**DOCUMENT SECTION**
+---+

City in Minnesota, United States

Denham is a city in Pine County, Minnesota, United States. The population was 37 at the 2020 census.

==History==
Denham was established in 1908 and incorporated in February 1939. Denham was named for an employee of the Soo Line Railroad. The post office began in 1909, and remained in operation until 1974. Denham had a depot on the Soo Railroad.

==Geography==
According to the United States Census Bureau, the city has a total area of 1.32 sqmi, all land. Denham is in the northwest part of Pine County. County Roads 40, 46, and 52 are the main routes in the Denham area. Birch Creek is nearby.

Denham is eight miles west of Sturgeon Lake; and nine miles west-northwest of Willow River.

The boundary line between Pine and Carlton counties is nearby. The boundary line between Pine and Aitkin counties is also near Denham.

==Demographics==

Historical population
| Census | Pop. | Note | %± |
| 1940 | 90 |  | — |
| 1950 | 96 |  | 6.7% |
| 1960 | 71 |  | −26.0% |
| 1970 | 56 |  | −21.1% |
| 1980 | 48 |  | −14.3% |
| 1990 | 36 |  | −25.0% |
| 2000 | 40 |  | 11.1% |
| 2010 | 35 |  | −12.5% |
| 2020 | 37 |  | 5.7% |
U.S. Decennial Census

===2010 census===
As of the census of 2010, there were 35 people, 15 households, and 10 families living in the city. The population density was 26.5 PD/sqmi. There were 25 housing units at an average density of 18.9 /sqmi. The racial makeup of the city was 91.4% White and 8.6% from two or more races.

There were 15 households, of which 33.3% had children under the age of 18 living with them, 46.7% were married couples living together, 20.0% had a female householder with no husband present, and 33.3% were non-families. 26.7% of all households were made up of individuals, and 6.7% had someone living alone who was 65 years of age or older. The average household size was 2.33 and the average family size was 2.70.

The median age in the city was 48.5 years. 22.9% of residents were under the age of 18; 8.5% were between the ages of 18 and 24; 11.4% were from 25 to 44; 42.8% were from 45 to 64; and 14.3% were 65 years of age or older. The gender makeup of the city was 40.0% male and 60.0% female.

+---+

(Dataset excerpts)
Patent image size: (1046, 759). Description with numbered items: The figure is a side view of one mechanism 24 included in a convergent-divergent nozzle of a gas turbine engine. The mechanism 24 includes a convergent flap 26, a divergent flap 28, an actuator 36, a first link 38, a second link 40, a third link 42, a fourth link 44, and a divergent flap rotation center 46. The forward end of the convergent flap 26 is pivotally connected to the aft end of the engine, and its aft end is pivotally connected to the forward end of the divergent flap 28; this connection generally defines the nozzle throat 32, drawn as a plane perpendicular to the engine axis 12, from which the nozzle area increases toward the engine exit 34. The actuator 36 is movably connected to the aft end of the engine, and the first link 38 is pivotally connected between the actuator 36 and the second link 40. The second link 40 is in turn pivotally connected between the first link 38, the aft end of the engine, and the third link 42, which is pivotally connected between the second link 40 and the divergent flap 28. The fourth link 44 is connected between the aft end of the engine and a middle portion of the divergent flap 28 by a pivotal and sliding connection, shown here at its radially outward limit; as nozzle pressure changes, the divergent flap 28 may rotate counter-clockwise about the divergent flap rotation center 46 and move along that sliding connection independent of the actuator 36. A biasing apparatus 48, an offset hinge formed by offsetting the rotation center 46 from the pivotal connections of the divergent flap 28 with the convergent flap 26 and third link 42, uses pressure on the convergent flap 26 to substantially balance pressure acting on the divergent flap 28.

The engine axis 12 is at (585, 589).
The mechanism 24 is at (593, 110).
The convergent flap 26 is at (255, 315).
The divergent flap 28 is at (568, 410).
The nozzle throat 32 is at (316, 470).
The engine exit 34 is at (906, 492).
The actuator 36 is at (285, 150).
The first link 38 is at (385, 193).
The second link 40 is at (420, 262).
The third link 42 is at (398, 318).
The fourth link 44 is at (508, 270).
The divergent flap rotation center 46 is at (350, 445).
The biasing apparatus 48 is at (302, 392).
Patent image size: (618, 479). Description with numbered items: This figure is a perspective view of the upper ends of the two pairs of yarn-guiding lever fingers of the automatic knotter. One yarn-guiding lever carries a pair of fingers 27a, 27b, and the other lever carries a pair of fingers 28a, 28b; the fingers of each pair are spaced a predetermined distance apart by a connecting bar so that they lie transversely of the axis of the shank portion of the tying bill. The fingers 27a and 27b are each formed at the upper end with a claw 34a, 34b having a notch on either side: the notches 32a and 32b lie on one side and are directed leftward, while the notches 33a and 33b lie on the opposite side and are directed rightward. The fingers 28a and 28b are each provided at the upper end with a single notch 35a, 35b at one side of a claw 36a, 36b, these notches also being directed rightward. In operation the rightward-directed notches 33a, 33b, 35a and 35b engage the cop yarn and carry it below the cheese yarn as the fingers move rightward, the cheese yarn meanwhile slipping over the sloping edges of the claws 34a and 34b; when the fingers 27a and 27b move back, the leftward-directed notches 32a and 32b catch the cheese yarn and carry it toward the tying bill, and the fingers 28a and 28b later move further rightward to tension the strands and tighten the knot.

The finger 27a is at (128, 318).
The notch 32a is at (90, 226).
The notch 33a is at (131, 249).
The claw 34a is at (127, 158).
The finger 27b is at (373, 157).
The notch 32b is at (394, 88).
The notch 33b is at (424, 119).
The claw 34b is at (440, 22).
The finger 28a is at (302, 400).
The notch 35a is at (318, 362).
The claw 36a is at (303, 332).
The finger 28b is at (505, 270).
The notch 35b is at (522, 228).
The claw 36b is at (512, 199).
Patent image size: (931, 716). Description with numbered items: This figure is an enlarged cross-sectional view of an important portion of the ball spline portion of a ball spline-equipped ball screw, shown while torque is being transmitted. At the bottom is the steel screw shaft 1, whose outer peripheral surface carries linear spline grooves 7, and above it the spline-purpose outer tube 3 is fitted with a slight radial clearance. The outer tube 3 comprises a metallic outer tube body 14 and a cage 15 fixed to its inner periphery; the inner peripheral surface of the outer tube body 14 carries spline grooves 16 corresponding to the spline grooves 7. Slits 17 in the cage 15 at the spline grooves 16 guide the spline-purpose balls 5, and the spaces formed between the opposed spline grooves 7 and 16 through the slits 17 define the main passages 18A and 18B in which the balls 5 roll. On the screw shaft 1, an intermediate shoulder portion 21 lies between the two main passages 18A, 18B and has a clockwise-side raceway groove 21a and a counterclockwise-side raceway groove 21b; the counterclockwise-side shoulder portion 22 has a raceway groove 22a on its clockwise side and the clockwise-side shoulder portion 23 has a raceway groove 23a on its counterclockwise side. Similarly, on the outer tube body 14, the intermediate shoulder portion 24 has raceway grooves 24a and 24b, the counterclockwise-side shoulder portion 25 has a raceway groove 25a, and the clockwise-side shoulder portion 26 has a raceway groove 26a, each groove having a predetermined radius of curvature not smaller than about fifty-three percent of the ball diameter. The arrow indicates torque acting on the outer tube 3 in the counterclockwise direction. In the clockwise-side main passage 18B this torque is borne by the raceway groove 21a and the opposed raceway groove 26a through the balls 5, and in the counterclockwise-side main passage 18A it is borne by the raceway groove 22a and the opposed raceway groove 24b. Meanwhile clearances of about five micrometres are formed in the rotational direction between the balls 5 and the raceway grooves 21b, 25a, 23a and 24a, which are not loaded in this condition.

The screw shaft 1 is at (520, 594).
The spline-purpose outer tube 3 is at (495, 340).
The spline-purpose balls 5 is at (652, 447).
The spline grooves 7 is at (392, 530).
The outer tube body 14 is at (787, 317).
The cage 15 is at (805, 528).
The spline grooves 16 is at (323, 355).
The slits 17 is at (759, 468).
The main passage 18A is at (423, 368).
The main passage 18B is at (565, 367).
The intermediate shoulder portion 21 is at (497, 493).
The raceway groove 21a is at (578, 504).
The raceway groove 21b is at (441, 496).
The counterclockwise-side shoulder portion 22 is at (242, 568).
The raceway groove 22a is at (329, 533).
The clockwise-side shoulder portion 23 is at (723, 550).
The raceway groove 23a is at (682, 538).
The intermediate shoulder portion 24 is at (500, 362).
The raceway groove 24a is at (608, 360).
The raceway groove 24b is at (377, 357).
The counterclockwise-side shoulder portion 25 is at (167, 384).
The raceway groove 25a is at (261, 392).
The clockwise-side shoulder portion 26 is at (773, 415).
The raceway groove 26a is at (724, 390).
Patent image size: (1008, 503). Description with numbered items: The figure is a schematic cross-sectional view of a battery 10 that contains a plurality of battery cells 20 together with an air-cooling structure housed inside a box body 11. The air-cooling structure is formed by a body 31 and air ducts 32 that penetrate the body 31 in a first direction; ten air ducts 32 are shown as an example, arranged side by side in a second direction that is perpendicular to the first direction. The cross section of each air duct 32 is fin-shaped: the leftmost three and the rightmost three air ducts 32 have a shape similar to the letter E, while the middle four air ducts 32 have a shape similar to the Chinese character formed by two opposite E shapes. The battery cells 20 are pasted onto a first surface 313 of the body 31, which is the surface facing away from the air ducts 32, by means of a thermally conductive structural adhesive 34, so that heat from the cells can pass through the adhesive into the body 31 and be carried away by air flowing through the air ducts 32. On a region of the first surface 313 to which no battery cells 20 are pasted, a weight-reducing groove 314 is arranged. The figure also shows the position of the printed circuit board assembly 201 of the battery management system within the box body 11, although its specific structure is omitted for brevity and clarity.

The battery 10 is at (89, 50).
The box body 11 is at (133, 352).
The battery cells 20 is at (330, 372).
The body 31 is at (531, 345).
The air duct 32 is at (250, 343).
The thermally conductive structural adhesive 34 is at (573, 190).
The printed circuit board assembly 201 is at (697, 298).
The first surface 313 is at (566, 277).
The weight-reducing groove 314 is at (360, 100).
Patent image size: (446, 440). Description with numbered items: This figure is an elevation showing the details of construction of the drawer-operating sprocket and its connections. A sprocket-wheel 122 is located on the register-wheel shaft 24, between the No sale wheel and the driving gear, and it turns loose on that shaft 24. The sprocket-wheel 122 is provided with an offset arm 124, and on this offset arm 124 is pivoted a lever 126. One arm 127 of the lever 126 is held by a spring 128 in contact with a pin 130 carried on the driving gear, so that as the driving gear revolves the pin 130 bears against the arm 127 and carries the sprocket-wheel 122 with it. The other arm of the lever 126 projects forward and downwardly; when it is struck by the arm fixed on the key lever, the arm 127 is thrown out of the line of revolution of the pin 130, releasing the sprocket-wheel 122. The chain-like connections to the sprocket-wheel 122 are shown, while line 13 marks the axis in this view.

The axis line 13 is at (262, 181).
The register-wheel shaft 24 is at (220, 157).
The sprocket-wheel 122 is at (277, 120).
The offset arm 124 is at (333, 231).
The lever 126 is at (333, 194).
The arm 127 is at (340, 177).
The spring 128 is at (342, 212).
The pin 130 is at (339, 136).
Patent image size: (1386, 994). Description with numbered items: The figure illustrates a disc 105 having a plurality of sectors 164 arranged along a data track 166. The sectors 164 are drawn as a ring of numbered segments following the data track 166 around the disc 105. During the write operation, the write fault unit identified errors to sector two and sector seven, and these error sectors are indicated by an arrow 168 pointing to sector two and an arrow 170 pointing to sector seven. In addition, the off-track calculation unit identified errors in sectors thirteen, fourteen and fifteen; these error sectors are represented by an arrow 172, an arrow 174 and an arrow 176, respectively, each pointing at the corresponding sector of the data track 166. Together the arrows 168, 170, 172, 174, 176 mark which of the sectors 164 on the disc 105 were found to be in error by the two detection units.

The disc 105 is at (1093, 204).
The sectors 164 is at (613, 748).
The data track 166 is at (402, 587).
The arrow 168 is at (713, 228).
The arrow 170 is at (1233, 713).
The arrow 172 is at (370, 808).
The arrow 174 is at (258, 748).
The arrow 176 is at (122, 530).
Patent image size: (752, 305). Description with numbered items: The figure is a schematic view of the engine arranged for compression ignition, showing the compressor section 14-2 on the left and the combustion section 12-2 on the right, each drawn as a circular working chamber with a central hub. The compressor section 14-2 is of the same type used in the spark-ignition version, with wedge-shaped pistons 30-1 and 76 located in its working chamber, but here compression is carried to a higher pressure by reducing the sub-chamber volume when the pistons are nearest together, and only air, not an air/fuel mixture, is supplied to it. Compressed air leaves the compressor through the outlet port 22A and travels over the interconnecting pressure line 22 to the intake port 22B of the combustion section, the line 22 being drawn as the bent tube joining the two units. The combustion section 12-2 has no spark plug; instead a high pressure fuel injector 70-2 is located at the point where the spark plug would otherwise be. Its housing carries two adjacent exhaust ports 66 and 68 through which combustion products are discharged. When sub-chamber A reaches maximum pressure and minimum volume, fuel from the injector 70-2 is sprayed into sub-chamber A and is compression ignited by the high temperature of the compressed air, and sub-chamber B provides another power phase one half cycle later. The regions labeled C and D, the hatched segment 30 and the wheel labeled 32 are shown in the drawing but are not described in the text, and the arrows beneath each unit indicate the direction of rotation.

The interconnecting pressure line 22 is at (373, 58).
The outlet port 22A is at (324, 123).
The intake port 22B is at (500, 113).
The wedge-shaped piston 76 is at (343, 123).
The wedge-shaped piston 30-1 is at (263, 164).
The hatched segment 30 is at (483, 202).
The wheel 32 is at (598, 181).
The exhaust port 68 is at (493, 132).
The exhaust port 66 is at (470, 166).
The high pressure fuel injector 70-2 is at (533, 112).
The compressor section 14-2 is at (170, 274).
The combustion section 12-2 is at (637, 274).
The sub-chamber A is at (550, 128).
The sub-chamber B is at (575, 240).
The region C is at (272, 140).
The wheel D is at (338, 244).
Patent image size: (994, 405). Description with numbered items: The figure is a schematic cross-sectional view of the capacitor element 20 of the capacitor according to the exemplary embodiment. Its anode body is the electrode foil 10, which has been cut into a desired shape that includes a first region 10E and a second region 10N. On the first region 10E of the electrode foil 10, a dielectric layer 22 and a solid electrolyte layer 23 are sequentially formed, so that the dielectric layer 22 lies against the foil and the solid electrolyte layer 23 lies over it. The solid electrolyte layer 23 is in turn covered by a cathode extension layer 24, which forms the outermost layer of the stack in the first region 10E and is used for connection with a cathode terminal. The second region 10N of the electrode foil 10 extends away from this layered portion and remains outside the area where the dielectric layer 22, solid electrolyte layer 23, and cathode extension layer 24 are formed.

+---+

**PARTS OF THE EXERCISE**
1 - Reproduce the part of the Denham text that begins at the words "City in Minnesota, United" and stops after the words "also near Denham.".
2 - Answer these questions from the Denham text:
(a) In what year did the post office begin?
(b) Which creek is near Denham?
(c) What was the median age in the city at the 2010 census?
3 - Can you rewrite the paragraph of the Denham text beginning "There were 15 households, of which" as a list, keeping its main facts?

**TASK SOLUTIONS**
1 -
City in Minnesota, United States

Denham is a city in Pine County, Minnesota, United States. The population was 37 at the 2020 census.

==History==
Denham was established in 1908 and incorporated in February 1939. Denham was named for an employee of the Soo Line Railroad. The post office began in 1909, and remained in operation until 1974. Denham had a depot on the Soo Railroad.

==Geography==
According to the United States Census Bureau, the city has a total area of 1.32 sqmi, all land. Denham is in the northwest part of Pine County. County Roads 40, 46, and 52 are the main routes in the Denham area. Birch Creek is nearby.

Denham is eight miles west of Sturgeon Lake; and nine miles west-northwest of Willow River.

The boundary line between Pine and Carlton counties is nearby. The boundary line between Pine and Aitkin counties is also near Denham.

2 -
(a) 1909
(b) Birch Creek
(c) 48.5 years

3 -
- 15 households in total
- 33.3% had children under 18 living with them
- 46.7% were married couples living together
- 20.0% had a female householder with no husband present
- 33.3% were non-families
- 26.7% of households were individuals
- 6.7% had someone 65 or older living alone
- Average household size: 2.33
- Average family size: 2.70